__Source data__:

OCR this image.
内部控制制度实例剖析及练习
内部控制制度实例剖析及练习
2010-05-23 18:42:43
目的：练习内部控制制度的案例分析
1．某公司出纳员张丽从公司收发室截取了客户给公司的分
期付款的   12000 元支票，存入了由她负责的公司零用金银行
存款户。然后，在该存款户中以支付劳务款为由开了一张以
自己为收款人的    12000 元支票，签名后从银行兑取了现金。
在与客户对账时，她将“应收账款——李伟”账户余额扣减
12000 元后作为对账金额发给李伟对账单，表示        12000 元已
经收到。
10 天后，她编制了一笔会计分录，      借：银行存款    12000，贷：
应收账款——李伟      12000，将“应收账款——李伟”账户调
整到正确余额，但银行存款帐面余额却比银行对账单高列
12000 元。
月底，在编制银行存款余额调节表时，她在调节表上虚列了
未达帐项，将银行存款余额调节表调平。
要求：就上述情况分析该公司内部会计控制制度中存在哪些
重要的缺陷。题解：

__Job__: Each record above should be restated word for word.

__Written solution__:
OCR this image.
内部控制制度实例剖析及练习
内部控制制度实例剖析及练习
2010-05-23 18:42:43
目的：练习内部控制制度的案例分析
1．某公司出纳员张丽从公司收发室截取了客户给公司的分
期付款的   12000 元支票，存入了由她负责的公司零用金银行
存款户。然后，在该存款户中以支付劳务款为由开了一张以
自己为收款人的    12000 元支票，签名后从银行兑取了现金。
在与客户对账时，她将“应收账款——李伟”账户余额扣减
12000 元后作为对账金额发给李伟对账单，表示        12000 元已
经收到。
10 天后，她编制了一笔会计分录，      借：银行存款    12000，贷：
应收账款——李伟      12000，将“应收账款——李伟”账户调
整到正确余额，但银行存款帐面余额却比银行对账单高列
12000 元。
月底，在编制银行存款余额调节表时，她在调节表上虚列了
未达帐项，将银行存款余额调节表调平。
要求：就上述情况分析该公司内部会计控制制度中存在哪些
重要的缺陷。题解：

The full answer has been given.